> [Task statement]: Output the material below unchanged, apart from leaving out the pictures.

--- START Exercise materials ---

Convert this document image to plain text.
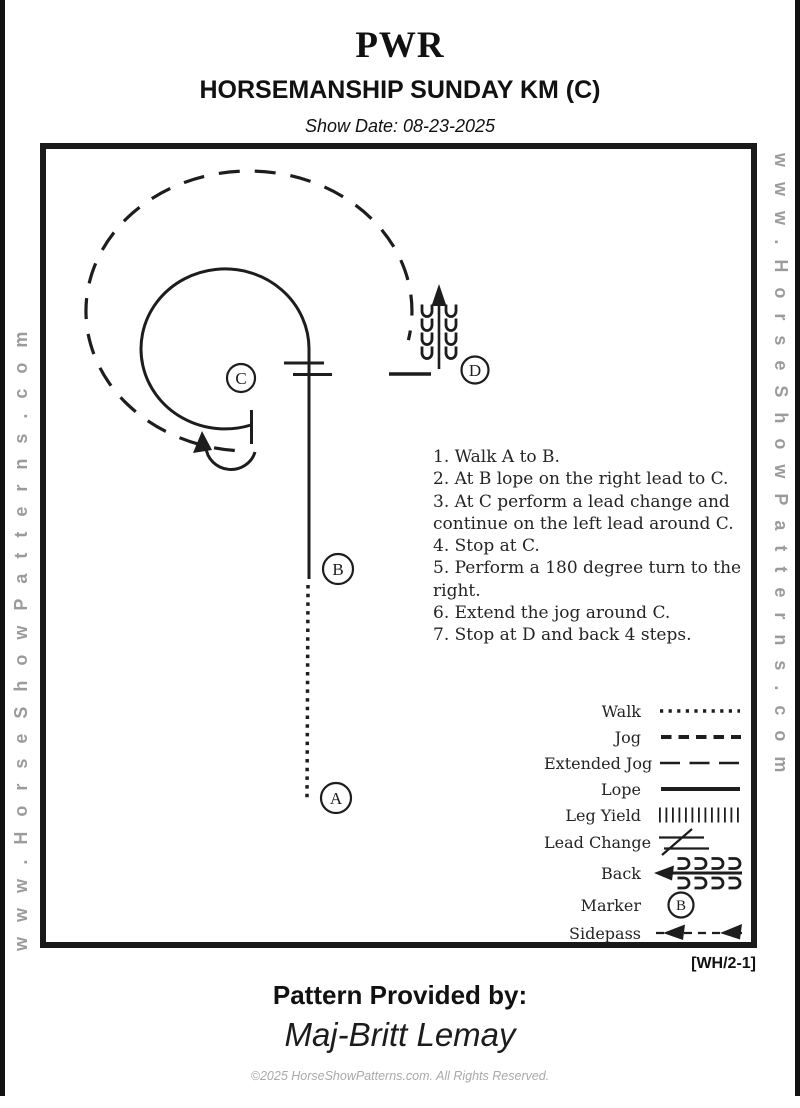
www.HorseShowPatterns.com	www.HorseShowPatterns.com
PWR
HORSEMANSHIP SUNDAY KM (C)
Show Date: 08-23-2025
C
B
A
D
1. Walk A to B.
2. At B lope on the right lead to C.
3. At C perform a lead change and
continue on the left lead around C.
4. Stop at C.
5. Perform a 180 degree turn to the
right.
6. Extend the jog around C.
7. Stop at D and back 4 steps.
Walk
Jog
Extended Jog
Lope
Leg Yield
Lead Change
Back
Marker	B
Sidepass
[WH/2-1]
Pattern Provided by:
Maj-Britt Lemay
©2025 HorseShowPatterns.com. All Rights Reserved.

--- END Exercise materials ---

> [Exercise solution]:
Convert this document image to plain text.
www.HorseShowPatterns.com	www.HorseShowPatterns.com
PWR
HORSEMANSHIP SUNDAY KM (C)
Show Date: 08-23-2025
C
B
A
D
1. Walk A to B.
2. At B lope on the right lead to C.
3. At C perform a lead change and
continue on the left lead around C.
4. Stop at C.
5. Perform a 180 degree turn to the
right.
6. Extend the jog around C.
7. Stop at D and back 4 steps.
Walk
Jog
Extended Jog
Lope
Leg Yield
Lead Change
Back
Marker	B
Sidepass
[WH/2-1]
Pattern Provided by:
Maj-Britt Lemay
©2025 HorseShowPatterns.com. All Rights Reserved.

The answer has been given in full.